▶ Recorded data
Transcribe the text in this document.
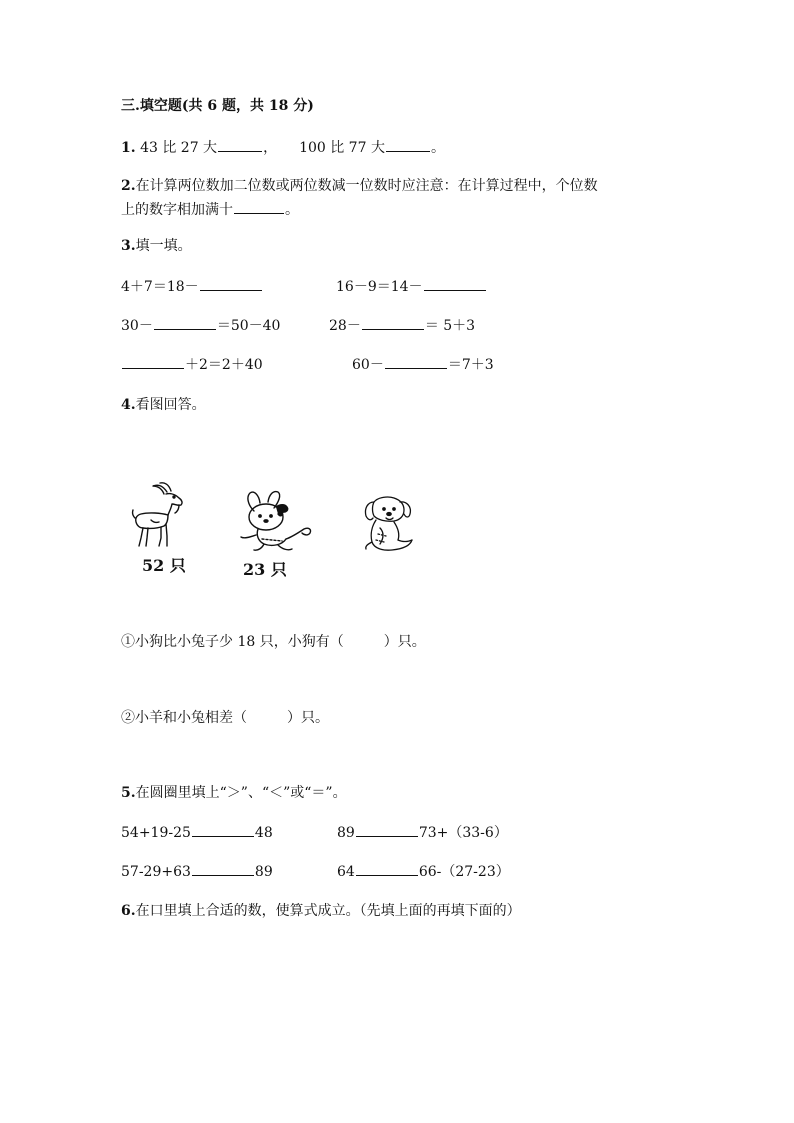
三.填空题(共 6 题，共 18 分)
1. 43 比 27 大	， 100 比 77 大	。
2.在计算两位数加二位数或两位数减一位数时应注意：在计算过程中，个位数
上的数字相加满十	。
3.填一填。
4＋7＝18－	16－9＝14－
30－	＝50－40	28－	＝ 5＋3
＋2＝2＋40	60－	＝7＋3
4.看图回答。
52 只	23 只
①小狗比小兔子少 18 只，小狗有（	）只。
②小羊和小兔相差（	）只。
5.在圆圈里填上“＞”、“＜”或“＝”。
54+19-25	48	89	73+（33-6）
57-29+63	89	64	66-（27-23）
6.在口里填上合适的数，使算式成立。（先填上面的再填下面的）
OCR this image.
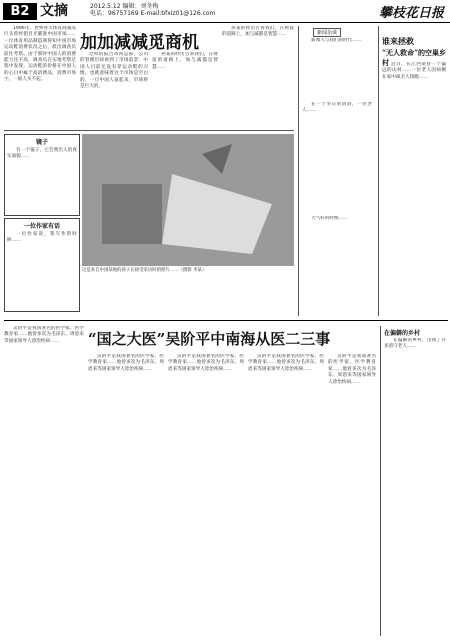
B2 文摘	2012.5.12 编辑：刘冬梅
电话：96757169 E-mail:bfxiz01@126.com	攀枝花日报

1996年，世界各大体育商制品巨头曾经把目光瞄准中国市场……一位体育用品制造商得知中国市场运动鞋消费状况之后，派出调查员前往考察。由于那时中国人的消费能力还不高，调查员在实地考察过程中发现，运动鞋的价格在中国人的心目中属于高消费品，消费市场小，一般人买不起。

加加减减觅商机

这样的报告寄回总部，公司的管理层却看到了市场前景：中国人目前还没有穿运动鞋的习惯，也就意味着这个市场是空白的，一旦中国人富起来，市场将是巨大的。

孙某的经历告诉我们，在财富的道路上，加与减都是智慧……

孙某的经历告诉我们，在财富的道路上，加与减都是智慧……

镜子

有一个镜子，它会照出人的真实面貌……

一位作家有话

一位作家说，我写作的时候……

这是来自中国某地的孩子在接受采访时的照片……（摄影 李某）
新闻杂谈

新闻人与我们的时代……

在一个冬日的清晨，一位老人……

天气好的时候……

谁来拯救
“无人救命”的空巢乡村 近日，在江西某县一个偏远的山村……一位老人因病倒在家中却无人知晓……

吴阶平是我国著名的医学家、医学教育家……他曾多次为毛泽东、周恩来等国家领导人诊治疾病……	“国之大医”吴阶平中南海从医二三事

吴阶平是我国著名的医学家、医学教育家……他曾多次为毛泽东、周恩来等国家领导人诊治疾病……

吴阶平是我国著名的医学家、医学教育家……他曾多次为毛泽东、周恩来等国家领导人诊治疾病……

吴阶平是我国著名的医学家、医学教育家……他曾多次为毛泽东、周恩来等国家领导人诊治疾病……

吴阶平是我国著名的医学家、医学教育家……他曾多次为毛泽东、周恩来等国家领导人诊治疾病……

在偏僻的乡村

在偏僻的乡村，出现了许多留守老人……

▶ Set problem
Copy the final portion of the records: every line from the one containing "OCR this image." through the last, word for word, without pictures.

▶ Finished task
OCR this image.
B2 文摘	2012.5.12 编辑：刘冬梅
电话：96757169 E-mail:bfxiz01@126.com	攀枝花日报

1996年，世界各大体育商制品巨头曾经把目光瞄准中国市场……一位体育用品制造商得知中国市场运动鞋消费状况之后，派出调查员前往考察。由于那时中国人的消费能力还不高，调查员在实地考察过程中发现，运动鞋的价格在中国人的心目中属于高消费品，消费市场小，一般人买不起。

加加减减觅商机

这样的报告寄回总部，公司的管理层却看到了市场前景：中国人目前还没有穿运动鞋的习惯，也就意味着这个市场是空白的，一旦中国人富起来，市场将是巨大的。

孙某的经历告诉我们，在财富的道路上，加与减都是智慧……

孙某的经历告诉我们，在财富的道路上，加与减都是智慧……

镜子

有一个镜子，它会照出人的真实面貌……

一位作家有话

一位作家说，我写作的时候……

这是来自中国某地的孩子在接受采访时的照片……（摄影 李某）
新闻杂谈

新闻人与我们的时代……

在一个冬日的清晨，一位老人……

天气好的时候……

谁来拯救
“无人救命”的空巢乡村 近日，在江西某县一个偏远的山村……一位老人因病倒在家中却无人知晓……

吴阶平是我国著名的医学家、医学教育家……他曾多次为毛泽东、周恩来等国家领导人诊治疾病……	“国之大医”吴阶平中南海从医二三事

吴阶平是我国著名的医学家、医学教育家……他曾多次为毛泽东、周恩来等国家领导人诊治疾病……

吴阶平是我国著名的医学家、医学教育家……他曾多次为毛泽东、周恩来等国家领导人诊治疾病……

吴阶平是我国著名的医学家、医学教育家……他曾多次为毛泽东、周恩来等国家领导人诊治疾病……

吴阶平是我国著名的医学家、医学教育家……他曾多次为毛泽东、周恩来等国家领导人诊治疾病……

在偏僻的乡村

在偏僻的乡村，出现了许多留守老人……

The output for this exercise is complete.